Look through the data below and return each line where "alterations" appears.

Entries taken from a collection:
——

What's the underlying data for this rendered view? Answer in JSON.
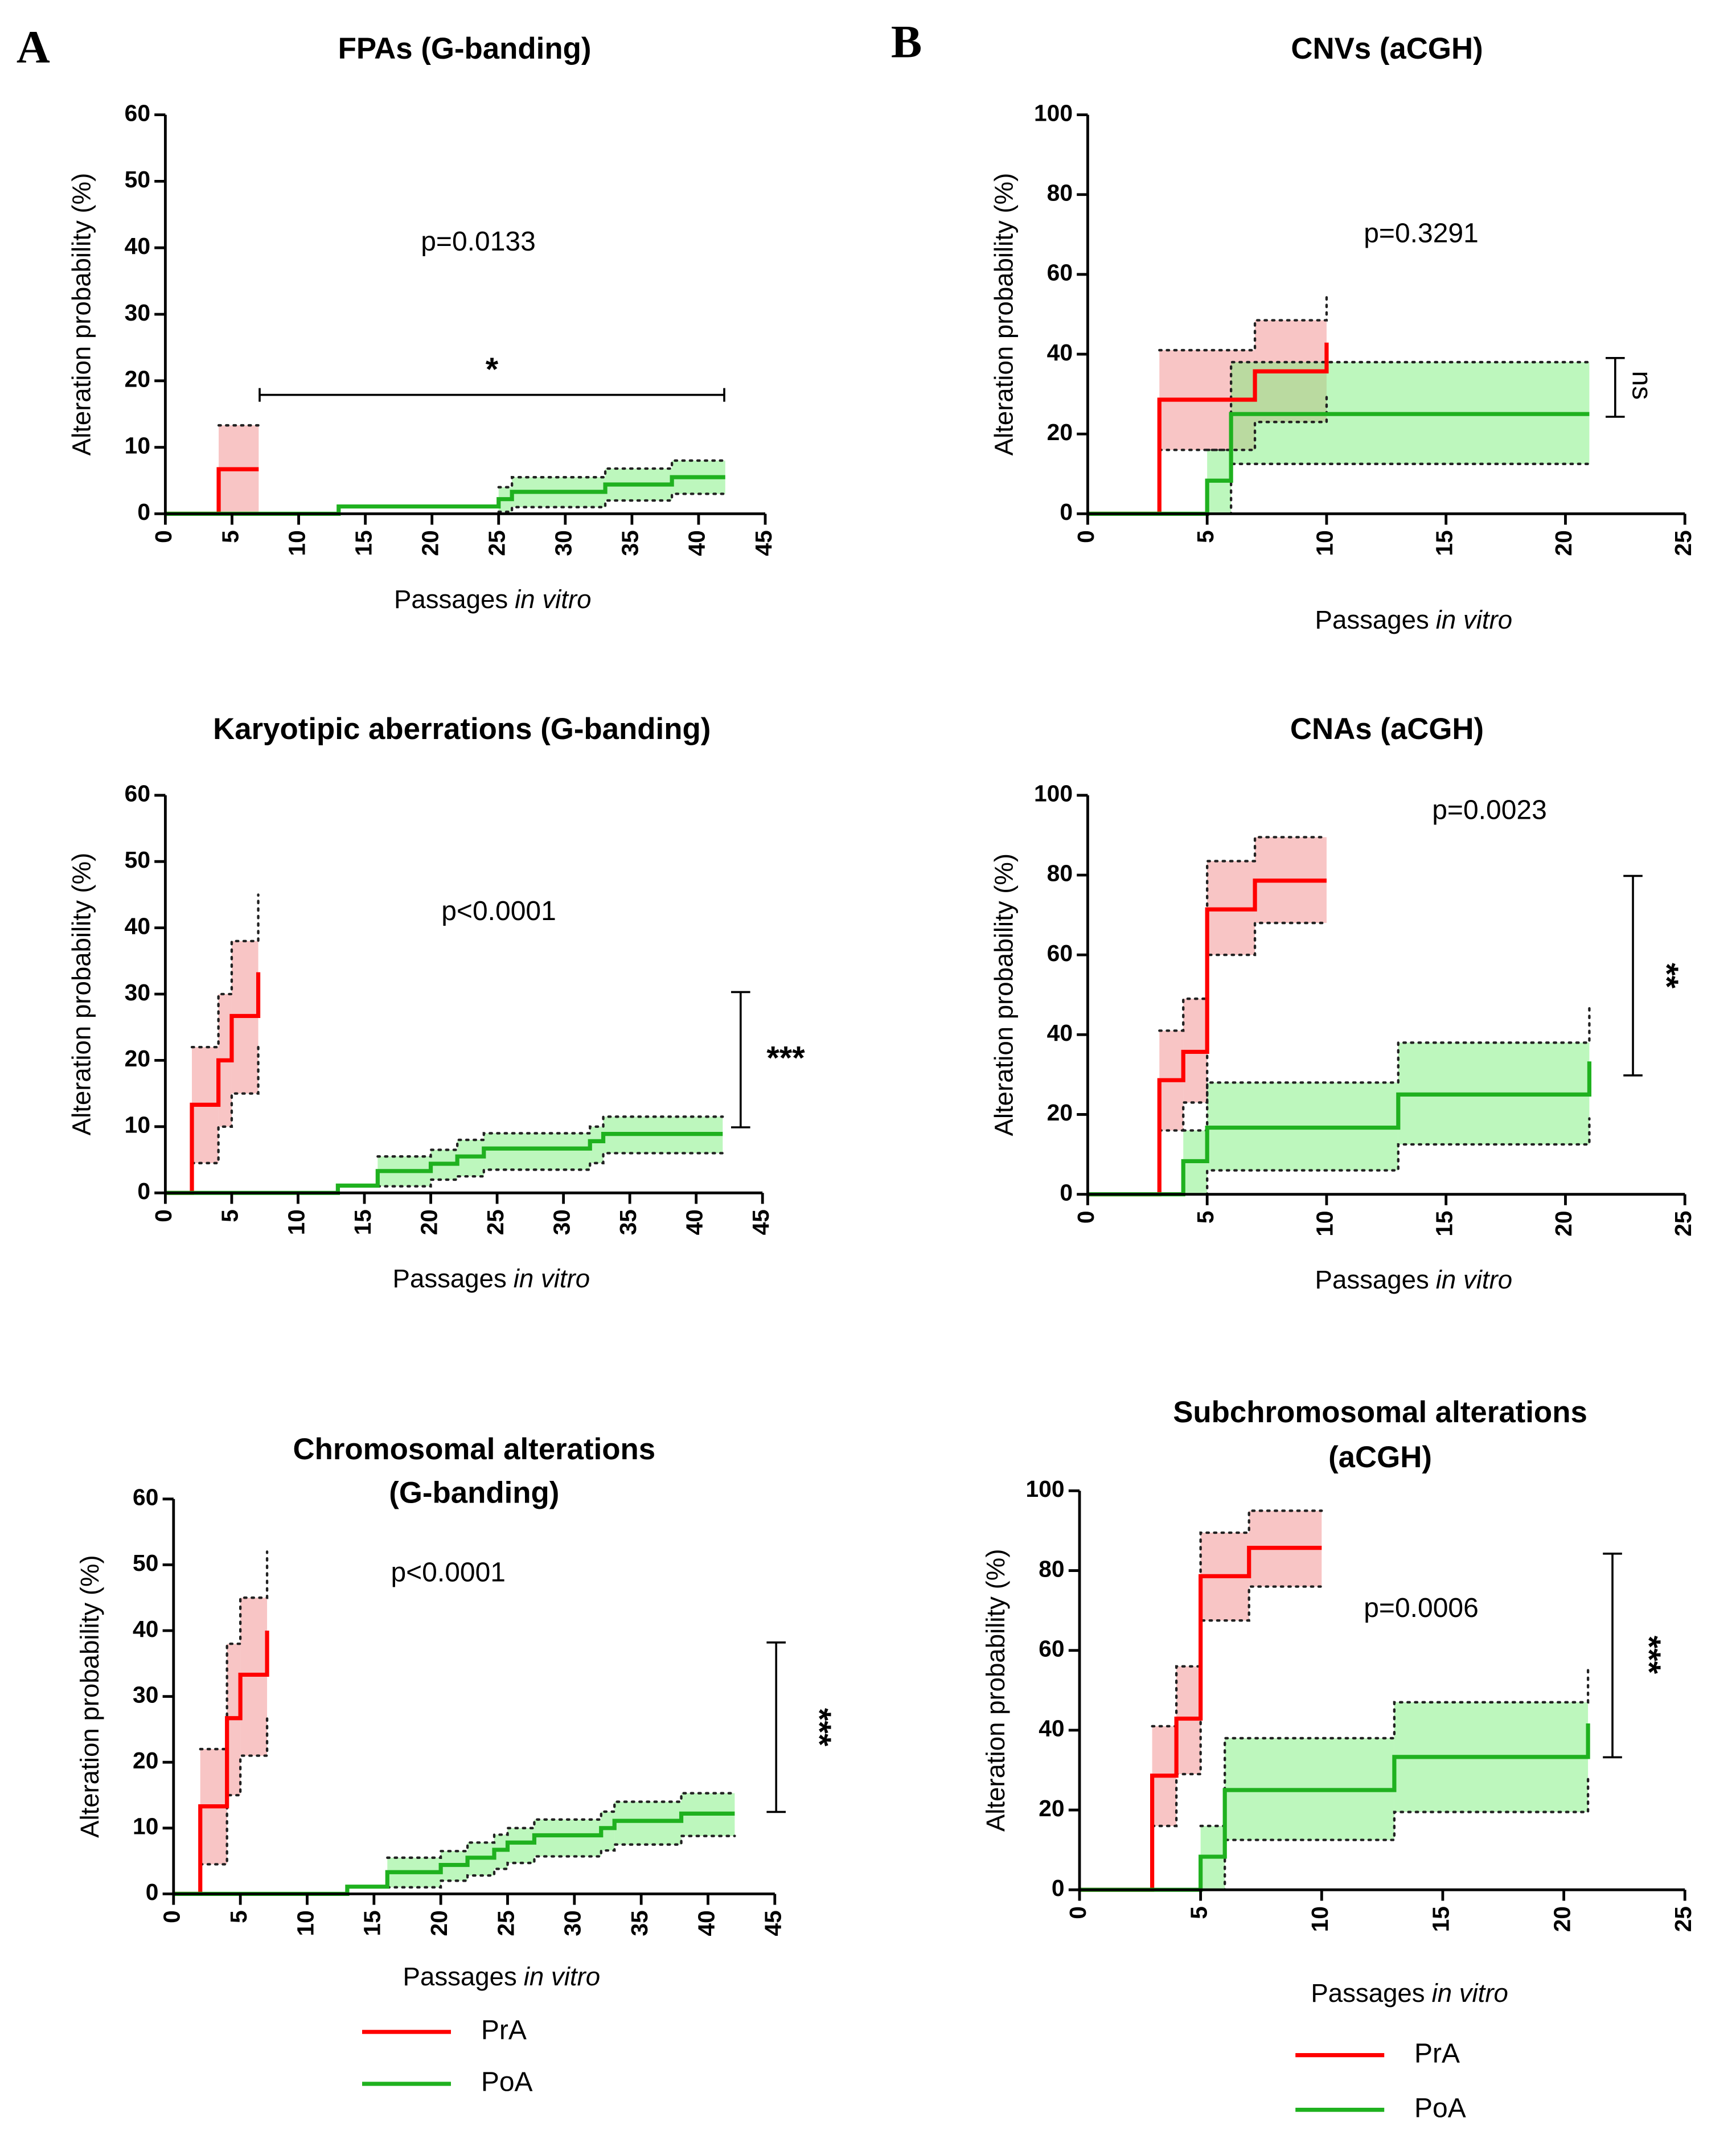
{
  "panel_labels": [
    "A",
    "B"
  ],
  "chart_data": [
    {
      "type": "line",
      "title": [
        "FPAs (G-banding)"
      ],
      "ylabel": "Alteration probability (%)",
      "xlabel": {
        "text": "Passages",
        "italic": "in vitro"
      },
      "annotation": "p=0.0133",
      "significance": "*",
      "xlim": [
        0,
        45
      ],
      "ylim": [
        0,
        60
      ],
      "xticks": [
        0,
        5,
        10,
        15,
        20,
        25,
        30,
        35,
        40,
        45
      ],
      "yticks": [
        0,
        10,
        20,
        30,
        40,
        50,
        60
      ],
      "series": [
        {
          "name": "PrA",
          "color": "#ff0000",
          "band_color": "#f28b8b",
          "x": [
            0,
            4,
            7
          ],
          "values": [
            0,
            6.7,
            6.7
          ],
          "lower": [
            null,
            0,
            0
          ],
          "upper": [
            null,
            13.3,
            13.3
          ]
        },
        {
          "name": "PoA",
          "color": "#1fb11f",
          "band_color": "#7cf07c",
          "x": [
            0,
            13,
            25,
            26,
            33,
            38,
            42
          ],
          "values": [
            0,
            1.1,
            2.2,
            3.3,
            4.4,
            5.5,
            5.5
          ],
          "lower": [
            null,
            null,
            0.3,
            1,
            2,
            3,
            3
          ],
          "upper": [
            null,
            null,
            4,
            5.5,
            6.8,
            8,
            8
          ]
        }
      ]
    },
    {
      "type": "line",
      "title": [
        "Karyotipic aberrations (G-banding)"
      ],
      "ylabel": "Alteration probability (%)",
      "xlabel": {
        "text": "Passages",
        "italic": "in vitro"
      },
      "annotation": "p<0.0001",
      "significance": "***",
      "xlim": [
        0,
        45
      ],
      "ylim": [
        0,
        60
      ],
      "xticks": [
        0,
        5,
        10,
        15,
        20,
        25,
        30,
        35,
        40,
        45
      ],
      "yticks": [
        0,
        10,
        20,
        30,
        40,
        50,
        60
      ],
      "series": [
        {
          "name": "PrA",
          "color": "#ff0000",
          "band_color": "#f28b8b",
          "x": [
            0,
            2,
            4,
            5,
            7
          ],
          "values": [
            0,
            13.3,
            20,
            26.7,
            33.3
          ],
          "lower": [
            null,
            4.5,
            10,
            15,
            22
          ],
          "upper": [
            null,
            22,
            30,
            38,
            45
          ]
        },
        {
          "name": "PoA",
          "color": "#1fb11f",
          "band_color": "#7cf07c",
          "x": [
            0,
            13,
            16,
            20,
            22,
            24,
            32,
            33,
            42
          ],
          "values": [
            0,
            1.1,
            3.3,
            4.4,
            5.5,
            6.7,
            7.8,
            8.9,
            8.9
          ],
          "lower": [
            null,
            null,
            1,
            2,
            2.5,
            3.5,
            4.5,
            6,
            6
          ],
          "upper": [
            null,
            null,
            5.5,
            6.5,
            8,
            9,
            10,
            11.5,
            11.5
          ]
        }
      ]
    },
    {
      "type": "line",
      "title": [
        "Chromosomal alterations",
        "(G-banding)"
      ],
      "ylabel": "Alteration probability (%)",
      "xlabel": {
        "text": "Passages",
        "italic": "in vitro"
      },
      "annotation": "p<0.0001",
      "significance": "***",
      "legend": true,
      "xlim": [
        0,
        45
      ],
      "ylim": [
        0,
        60
      ],
      "xticks": [
        0,
        5,
        10,
        15,
        20,
        25,
        30,
        35,
        40,
        45
      ],
      "yticks": [
        0,
        10,
        20,
        30,
        40,
        50,
        60
      ],
      "series": [
        {
          "name": "PrA",
          "color": "#ff0000",
          "band_color": "#f28b8b",
          "x": [
            0,
            2,
            4,
            5,
            7
          ],
          "values": [
            0,
            13.3,
            26.7,
            33.3,
            40
          ],
          "lower": [
            null,
            4.5,
            15,
            21,
            27
          ],
          "upper": [
            null,
            22,
            38,
            45,
            52
          ]
        },
        {
          "name": "PoA",
          "color": "#1fb11f",
          "band_color": "#7cf07c",
          "x": [
            0,
            13,
            16,
            20,
            22,
            24,
            25,
            27,
            32,
            33,
            38,
            42
          ],
          "values": [
            0,
            1.1,
            3.3,
            4.4,
            5.5,
            6.7,
            7.8,
            8.9,
            10,
            11.1,
            12.2,
            12.2
          ],
          "lower": [
            null,
            null,
            1,
            2,
            2.8,
            3.8,
            4.7,
            5.7,
            6.6,
            7.5,
            8.8,
            8.8
          ],
          "upper": [
            null,
            null,
            5.5,
            6.5,
            7.8,
            9,
            10,
            11.3,
            12.5,
            14,
            15.3,
            15.3
          ]
        }
      ]
    },
    {
      "type": "line",
      "title": [
        "CNVs (aCGH)"
      ],
      "ylabel": "Alteration probability (%)",
      "xlabel": {
        "text": "Passages",
        "italic": "in vitro"
      },
      "annotation": "p=0.3291",
      "significance": "ns",
      "xlim": [
        0,
        25
      ],
      "ylim": [
        0,
        100
      ],
      "xticks": [
        0,
        5,
        10,
        15,
        20,
        25
      ],
      "yticks": [
        0,
        20,
        40,
        60,
        80,
        100
      ],
      "series": [
        {
          "name": "PrA",
          "color": "#ff0000",
          "band_color": "#f28b8b",
          "x": [
            0,
            3,
            7,
            10
          ],
          "values": [
            0,
            28.6,
            35.7,
            42.9
          ],
          "lower": [
            null,
            16,
            23,
            30
          ],
          "upper": [
            null,
            41,
            48.5,
            55
          ]
        },
        {
          "name": "PoA",
          "color": "#1fb11f",
          "band_color": "#7cf07c",
          "x": [
            0,
            5,
            6,
            21
          ],
          "values": [
            0,
            8.3,
            25,
            25
          ],
          "lower": [
            null,
            0,
            12.5,
            12.5
          ],
          "upper": [
            null,
            16,
            38,
            38
          ]
        }
      ]
    },
    {
      "type": "line",
      "title": [
        "CNAs (aCGH)"
      ],
      "ylabel": "Alteration probability (%)",
      "xlabel": {
        "text": "Passages",
        "italic": "in vitro"
      },
      "annotation": "p=0.0023",
      "significance": "**",
      "xlim": [
        0,
        25
      ],
      "ylim": [
        0,
        100
      ],
      "xticks": [
        0,
        5,
        10,
        15,
        20,
        25
      ],
      "yticks": [
        0,
        20,
        40,
        60,
        80,
        100
      ],
      "series": [
        {
          "name": "PrA",
          "color": "#ff0000",
          "band_color": "#f28b8b",
          "x": [
            0,
            3,
            4,
            5,
            7,
            10
          ],
          "values": [
            0,
            28.6,
            35.7,
            71.4,
            78.6,
            78.6
          ],
          "lower": [
            null,
            16,
            23,
            60,
            68,
            68
          ],
          "upper": [
            null,
            41,
            49,
            83.5,
            89.5,
            89.5
          ]
        },
        {
          "name": "PoA",
          "color": "#1fb11f",
          "band_color": "#7cf07c",
          "x": [
            0,
            4,
            5,
            13,
            21
          ],
          "values": [
            0,
            8.3,
            16.7,
            25,
            33.3
          ],
          "lower": [
            null,
            0,
            6,
            12.5,
            19
          ],
          "upper": [
            null,
            16,
            28,
            38,
            47
          ]
        }
      ]
    },
    {
      "type": "line",
      "title": [
        "Subchromosomal alterations",
        "(aCGH)"
      ],
      "ylabel": "Alteration probability (%)",
      "xlabel": {
        "text": "Passages",
        "italic": "in vitro"
      },
      "annotation": "p=0.0006",
      "significance": "***",
      "legend": true,
      "xlim": [
        0,
        25
      ],
      "ylim": [
        0,
        100
      ],
      "xticks": [
        0,
        5,
        10,
        15,
        20,
        25
      ],
      "yticks": [
        0,
        20,
        40,
        60,
        80,
        100
      ],
      "series": [
        {
          "name": "PrA",
          "color": "#ff0000",
          "band_color": "#f28b8b",
          "x": [
            0,
            3,
            4,
            5,
            7,
            10
          ],
          "values": [
            0,
            28.6,
            42.9,
            78.6,
            85.7,
            85.7
          ],
          "lower": [
            null,
            16,
            29,
            67.5,
            76,
            76
          ],
          "upper": [
            null,
            41,
            56,
            89.5,
            95,
            95
          ]
        },
        {
          "name": "PoA",
          "color": "#1fb11f",
          "band_color": "#7cf07c",
          "x": [
            0,
            5,
            6,
            13,
            21
          ],
          "values": [
            0,
            8.3,
            25,
            33.3,
            41.7
          ],
          "lower": [
            null,
            0,
            12.5,
            19.5,
            28
          ],
          "upper": [
            null,
            16,
            38,
            47,
            55.5
          ]
        }
      ]
    }
  ]
}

——

● EXERCISE ANSWER:
        "Chromosomal alterations",
        "Subchromosomal alterations",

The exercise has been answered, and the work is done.